> [Task instructions]:
From the entries below, gather each line containing the word "Prignitz".

> [Source data]:
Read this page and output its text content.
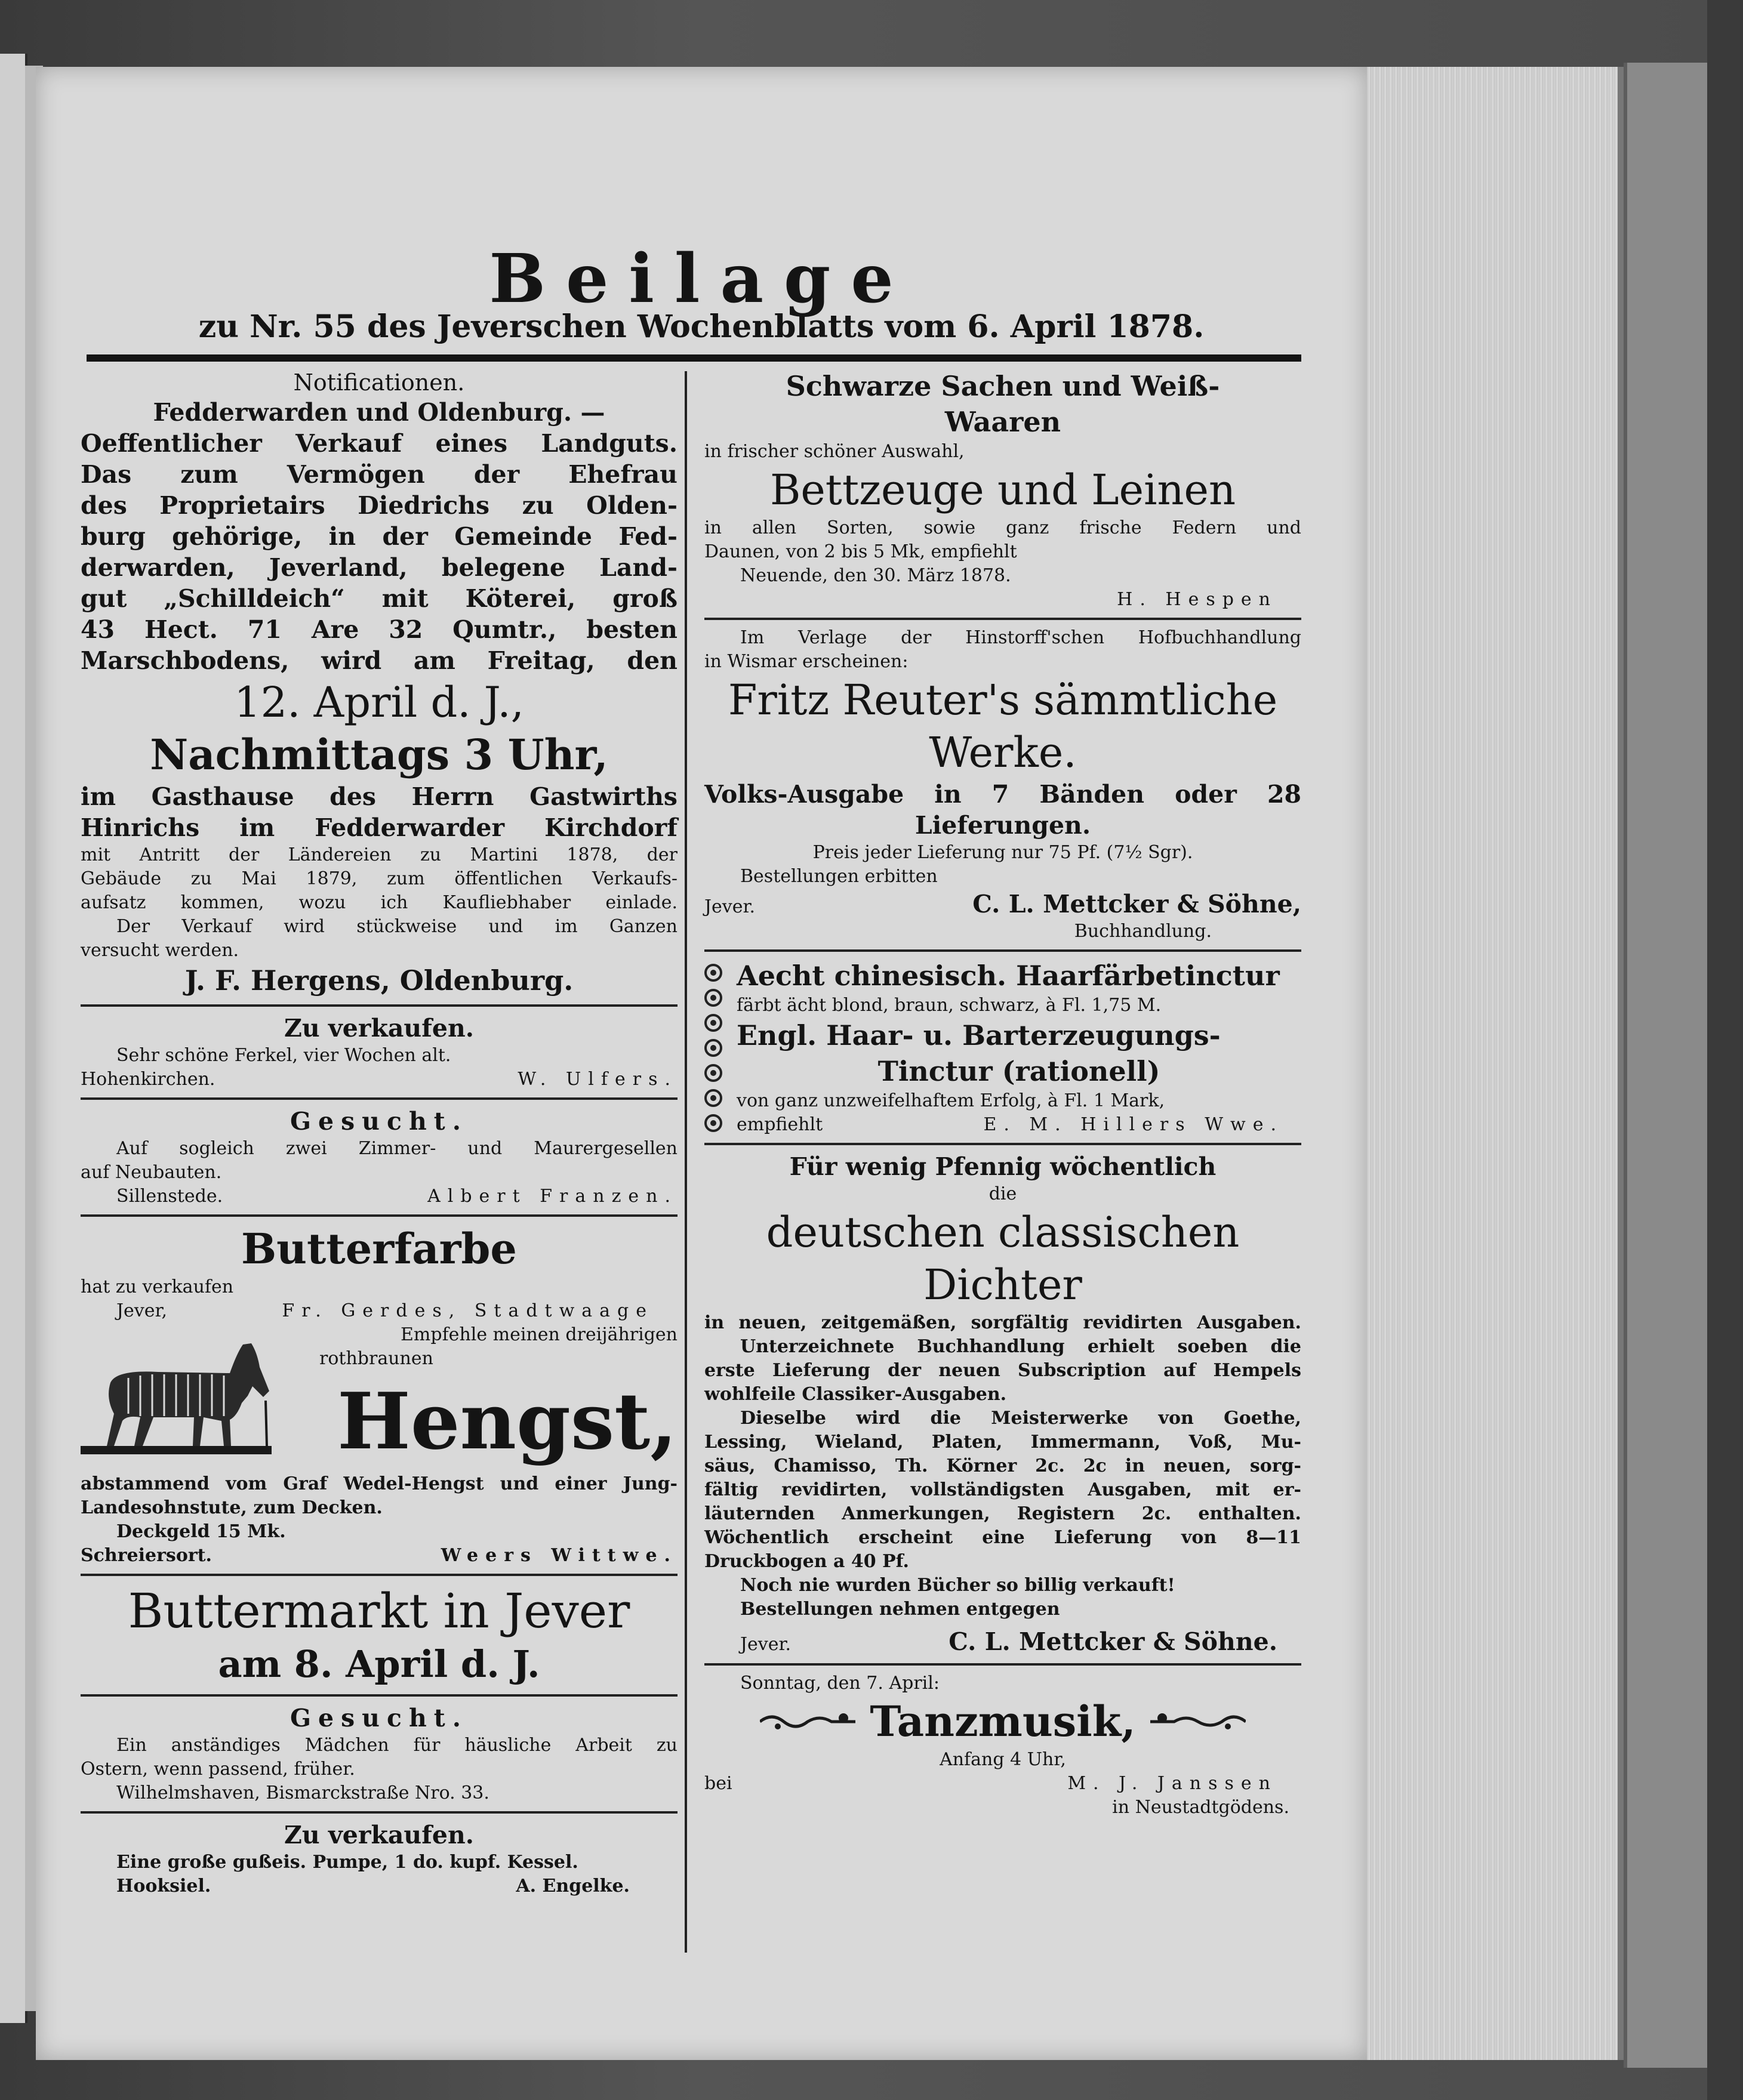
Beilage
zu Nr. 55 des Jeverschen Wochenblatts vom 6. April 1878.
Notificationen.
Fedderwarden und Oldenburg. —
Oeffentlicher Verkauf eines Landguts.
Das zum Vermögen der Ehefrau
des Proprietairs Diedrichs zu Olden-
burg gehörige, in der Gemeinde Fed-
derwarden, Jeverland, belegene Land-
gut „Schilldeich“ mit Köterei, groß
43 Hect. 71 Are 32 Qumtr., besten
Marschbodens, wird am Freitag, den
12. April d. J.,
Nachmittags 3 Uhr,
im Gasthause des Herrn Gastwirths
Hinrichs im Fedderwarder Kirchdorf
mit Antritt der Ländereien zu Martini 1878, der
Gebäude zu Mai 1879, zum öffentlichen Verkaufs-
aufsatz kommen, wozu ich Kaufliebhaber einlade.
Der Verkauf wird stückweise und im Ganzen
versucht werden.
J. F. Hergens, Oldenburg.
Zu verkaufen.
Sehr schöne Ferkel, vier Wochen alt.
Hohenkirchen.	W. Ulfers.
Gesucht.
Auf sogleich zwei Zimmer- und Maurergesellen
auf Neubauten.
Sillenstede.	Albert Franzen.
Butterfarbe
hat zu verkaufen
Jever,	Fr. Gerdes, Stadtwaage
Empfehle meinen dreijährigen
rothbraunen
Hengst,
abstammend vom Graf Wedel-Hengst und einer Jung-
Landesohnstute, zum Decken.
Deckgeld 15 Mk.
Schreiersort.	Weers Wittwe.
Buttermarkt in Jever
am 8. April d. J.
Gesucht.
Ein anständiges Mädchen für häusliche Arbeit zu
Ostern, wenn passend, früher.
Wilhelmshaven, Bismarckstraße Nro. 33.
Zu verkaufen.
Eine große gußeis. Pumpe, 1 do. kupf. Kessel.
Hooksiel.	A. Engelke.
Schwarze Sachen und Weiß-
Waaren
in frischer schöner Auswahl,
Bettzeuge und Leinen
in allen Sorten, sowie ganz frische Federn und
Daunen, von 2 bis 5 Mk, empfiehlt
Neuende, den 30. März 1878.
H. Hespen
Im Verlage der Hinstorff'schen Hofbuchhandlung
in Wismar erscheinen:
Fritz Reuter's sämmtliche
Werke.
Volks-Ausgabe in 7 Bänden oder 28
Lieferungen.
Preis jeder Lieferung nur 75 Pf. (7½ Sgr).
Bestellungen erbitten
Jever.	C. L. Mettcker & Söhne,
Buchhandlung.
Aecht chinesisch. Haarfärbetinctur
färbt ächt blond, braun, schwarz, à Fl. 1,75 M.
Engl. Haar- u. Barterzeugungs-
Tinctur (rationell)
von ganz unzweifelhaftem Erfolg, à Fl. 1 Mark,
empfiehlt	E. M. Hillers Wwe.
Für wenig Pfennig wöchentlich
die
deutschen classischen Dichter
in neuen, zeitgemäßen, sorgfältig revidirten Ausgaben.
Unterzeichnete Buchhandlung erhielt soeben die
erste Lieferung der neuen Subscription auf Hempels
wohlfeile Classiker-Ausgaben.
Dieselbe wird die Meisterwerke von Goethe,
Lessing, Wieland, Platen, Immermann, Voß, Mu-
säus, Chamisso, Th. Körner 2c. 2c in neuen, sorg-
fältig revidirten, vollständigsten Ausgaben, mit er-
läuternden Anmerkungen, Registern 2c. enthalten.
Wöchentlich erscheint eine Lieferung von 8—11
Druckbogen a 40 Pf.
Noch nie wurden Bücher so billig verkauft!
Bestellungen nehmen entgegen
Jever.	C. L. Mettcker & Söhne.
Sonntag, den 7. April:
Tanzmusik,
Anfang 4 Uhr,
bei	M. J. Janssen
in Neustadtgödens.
--
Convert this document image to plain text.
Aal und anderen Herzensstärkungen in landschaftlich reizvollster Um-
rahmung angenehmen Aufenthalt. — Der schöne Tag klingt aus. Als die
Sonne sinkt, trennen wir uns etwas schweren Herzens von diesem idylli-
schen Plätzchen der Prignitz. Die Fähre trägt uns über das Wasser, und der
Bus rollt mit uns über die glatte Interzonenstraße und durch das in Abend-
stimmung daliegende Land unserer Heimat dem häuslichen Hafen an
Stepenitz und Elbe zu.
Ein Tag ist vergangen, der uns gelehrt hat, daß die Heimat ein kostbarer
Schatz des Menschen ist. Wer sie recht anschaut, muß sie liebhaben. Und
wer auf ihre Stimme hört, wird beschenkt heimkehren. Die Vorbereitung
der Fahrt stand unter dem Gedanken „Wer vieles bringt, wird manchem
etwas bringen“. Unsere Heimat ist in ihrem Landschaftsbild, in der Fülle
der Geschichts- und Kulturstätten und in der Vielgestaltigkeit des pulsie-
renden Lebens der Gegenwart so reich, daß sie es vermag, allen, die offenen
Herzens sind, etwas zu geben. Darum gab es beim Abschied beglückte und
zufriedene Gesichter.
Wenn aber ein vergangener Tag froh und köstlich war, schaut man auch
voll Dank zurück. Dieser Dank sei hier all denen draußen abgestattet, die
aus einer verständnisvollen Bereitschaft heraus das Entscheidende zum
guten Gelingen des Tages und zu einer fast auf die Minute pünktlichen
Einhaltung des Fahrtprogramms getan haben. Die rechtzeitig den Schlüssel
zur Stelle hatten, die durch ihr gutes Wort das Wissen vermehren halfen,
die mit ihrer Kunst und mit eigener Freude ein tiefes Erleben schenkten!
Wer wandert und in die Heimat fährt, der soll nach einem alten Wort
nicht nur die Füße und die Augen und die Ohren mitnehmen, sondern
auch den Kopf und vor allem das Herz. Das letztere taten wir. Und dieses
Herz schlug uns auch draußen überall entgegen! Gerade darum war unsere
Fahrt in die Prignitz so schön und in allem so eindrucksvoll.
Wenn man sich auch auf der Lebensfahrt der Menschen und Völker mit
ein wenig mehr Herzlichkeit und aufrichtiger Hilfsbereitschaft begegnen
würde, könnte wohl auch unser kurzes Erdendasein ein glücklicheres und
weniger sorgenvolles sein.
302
---
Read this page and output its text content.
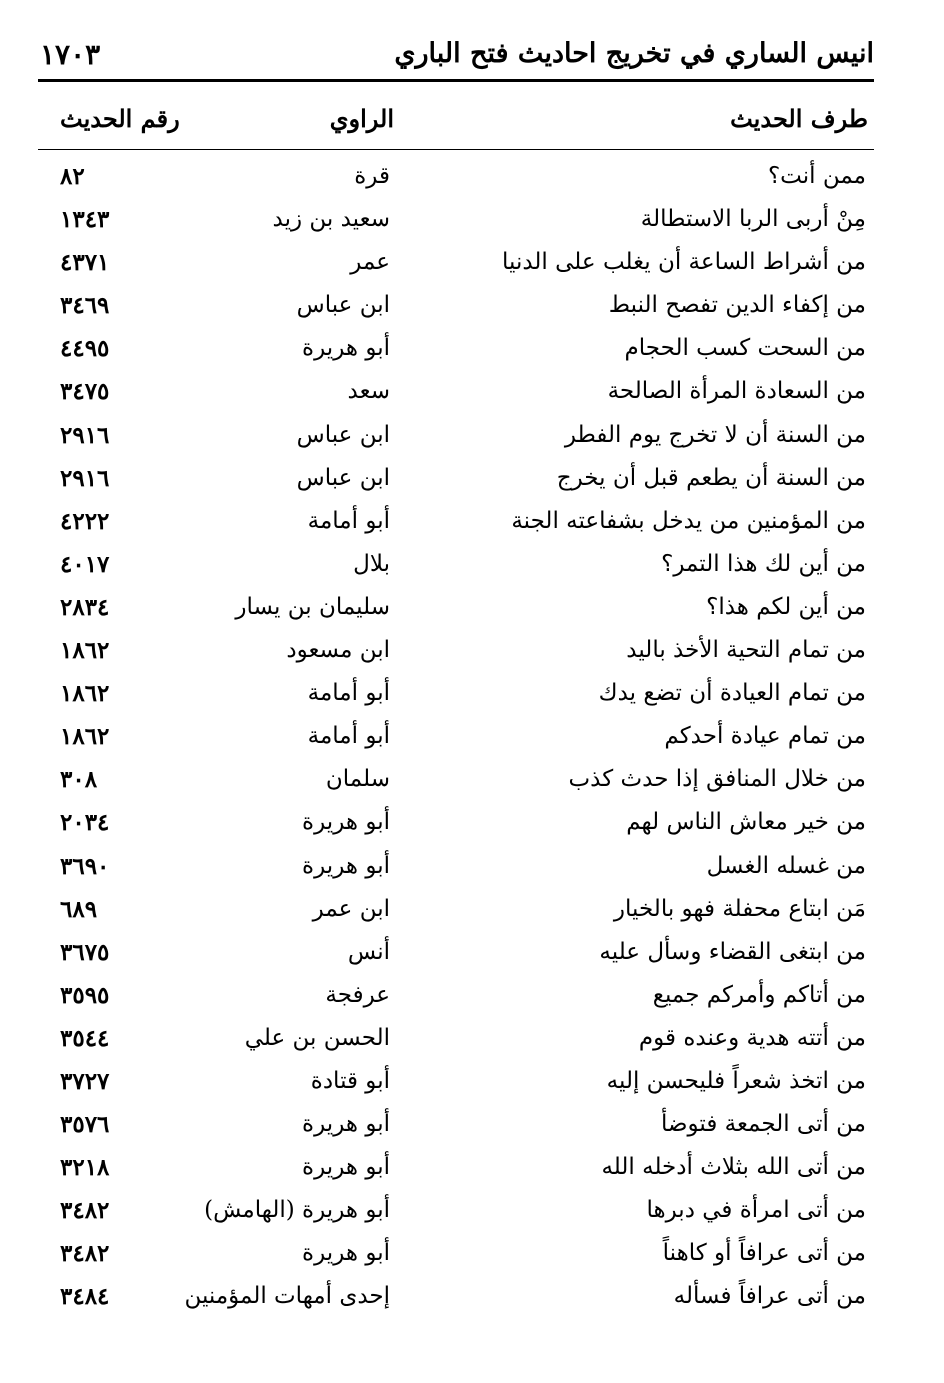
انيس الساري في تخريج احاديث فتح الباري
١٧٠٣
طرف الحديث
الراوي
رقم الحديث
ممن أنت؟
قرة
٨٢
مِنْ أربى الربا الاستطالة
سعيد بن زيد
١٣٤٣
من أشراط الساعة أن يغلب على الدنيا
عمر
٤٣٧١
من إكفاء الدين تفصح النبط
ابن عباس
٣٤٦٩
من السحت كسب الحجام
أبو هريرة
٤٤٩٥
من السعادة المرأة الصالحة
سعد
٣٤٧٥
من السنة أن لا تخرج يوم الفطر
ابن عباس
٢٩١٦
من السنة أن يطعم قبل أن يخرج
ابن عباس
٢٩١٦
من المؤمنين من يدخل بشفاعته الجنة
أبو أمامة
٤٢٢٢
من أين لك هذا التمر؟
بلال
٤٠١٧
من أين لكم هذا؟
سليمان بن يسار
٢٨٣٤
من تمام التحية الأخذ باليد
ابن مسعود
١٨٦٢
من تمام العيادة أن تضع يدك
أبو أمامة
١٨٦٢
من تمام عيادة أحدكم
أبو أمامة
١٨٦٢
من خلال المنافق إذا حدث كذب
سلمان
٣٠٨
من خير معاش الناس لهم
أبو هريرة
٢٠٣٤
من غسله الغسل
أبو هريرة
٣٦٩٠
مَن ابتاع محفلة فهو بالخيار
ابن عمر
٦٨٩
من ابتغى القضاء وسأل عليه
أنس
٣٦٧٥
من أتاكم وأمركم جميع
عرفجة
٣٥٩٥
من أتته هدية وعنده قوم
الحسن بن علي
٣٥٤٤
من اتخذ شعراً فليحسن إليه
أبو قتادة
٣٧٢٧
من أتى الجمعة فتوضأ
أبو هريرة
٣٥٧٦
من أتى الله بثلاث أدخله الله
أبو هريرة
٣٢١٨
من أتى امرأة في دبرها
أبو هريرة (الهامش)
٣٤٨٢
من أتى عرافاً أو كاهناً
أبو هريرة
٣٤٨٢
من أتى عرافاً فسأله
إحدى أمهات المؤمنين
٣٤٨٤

> [Response]:
schen Plätzchen der Prignitz. Die Fähre trägt uns über das Wasser, und der
Fahrt in die Prignitz so schön und in allem so eindrucksvoll.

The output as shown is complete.